Problem requirements | Skip the pictures. Transcribe the rest of the data below without changing a word.

Data for processing |
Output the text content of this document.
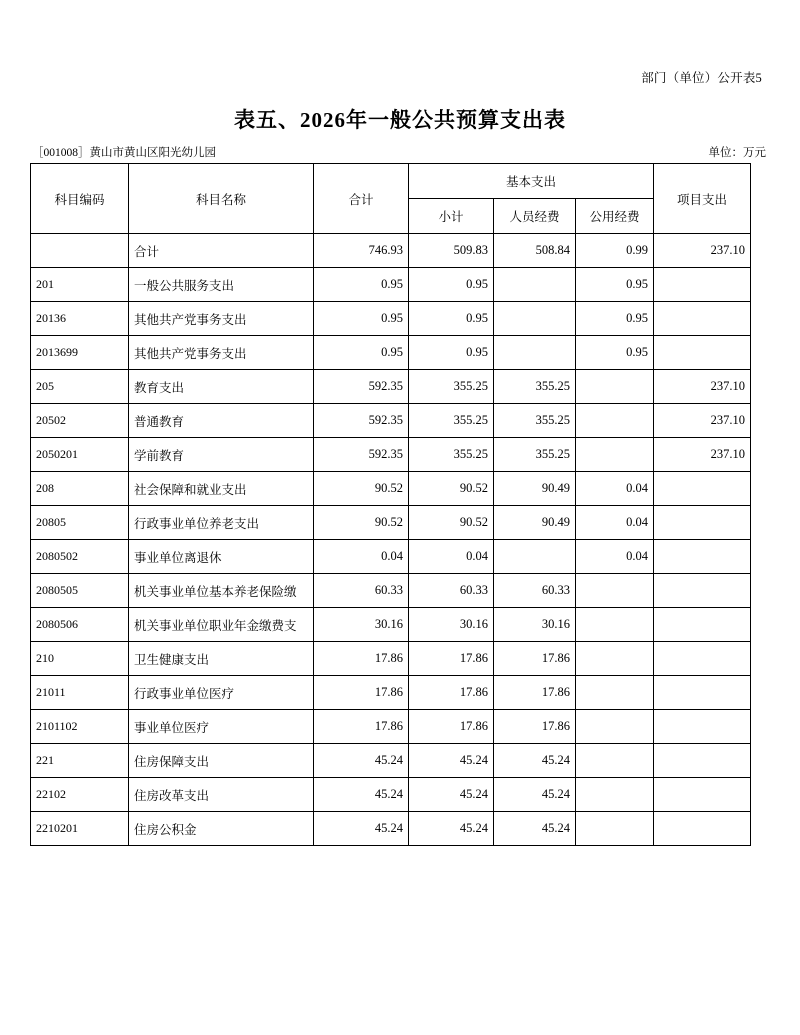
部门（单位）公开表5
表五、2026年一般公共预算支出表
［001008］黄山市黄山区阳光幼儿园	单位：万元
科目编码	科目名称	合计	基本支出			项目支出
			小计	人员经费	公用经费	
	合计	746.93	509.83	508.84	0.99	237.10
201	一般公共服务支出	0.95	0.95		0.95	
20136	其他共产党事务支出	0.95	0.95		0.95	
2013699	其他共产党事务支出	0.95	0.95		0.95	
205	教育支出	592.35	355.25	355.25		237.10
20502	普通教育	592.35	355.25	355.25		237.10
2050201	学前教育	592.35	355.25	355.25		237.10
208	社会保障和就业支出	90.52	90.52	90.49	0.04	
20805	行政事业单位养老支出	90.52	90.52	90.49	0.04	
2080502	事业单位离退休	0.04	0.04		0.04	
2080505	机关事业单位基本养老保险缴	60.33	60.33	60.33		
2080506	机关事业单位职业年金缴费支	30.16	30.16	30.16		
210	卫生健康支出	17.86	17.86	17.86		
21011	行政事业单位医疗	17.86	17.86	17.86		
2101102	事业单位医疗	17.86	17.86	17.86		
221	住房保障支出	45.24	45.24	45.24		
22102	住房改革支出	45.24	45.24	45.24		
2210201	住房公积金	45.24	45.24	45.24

Complete answer |
Output the text content of this document.
部门（单位）公开表5
表五、2026年一般公共预算支出表
［001008］黄山市黄山区阳光幼儿园	单位：万元
科目编码	科目名称	合计	基本支出			项目支出
			小计	人员经费	公用经费	
	合计	746.93	509.83	508.84	0.99	237.10
201	一般公共服务支出	0.95	0.95		0.95	
20136	其他共产党事务支出	0.95	0.95		0.95	
2013699	其他共产党事务支出	0.95	0.95		0.95	
205	教育支出	592.35	355.25	355.25		237.10
20502	普通教育	592.35	355.25	355.25		237.10
2050201	学前教育	592.35	355.25	355.25		237.10
208	社会保障和就业支出	90.52	90.52	90.49	0.04	
20805	行政事业单位养老支出	90.52	90.52	90.49	0.04	
2080502	事业单位离退休	0.04	0.04		0.04	
2080505	机关事业单位基本养老保险缴	60.33	60.33	60.33		
2080506	机关事业单位职业年金缴费支	30.16	30.16	30.16		
210	卫生健康支出	17.86	17.86	17.86		
21011	行政事业单位医疗	17.86	17.86	17.86		
2101102	事业单位医疗	17.86	17.86	17.86		
221	住房保障支出	45.24	45.24	45.24		
22102	住房改革支出	45.24	45.24	45.24		
2210201	住房公积金	45.24	45.24	45.24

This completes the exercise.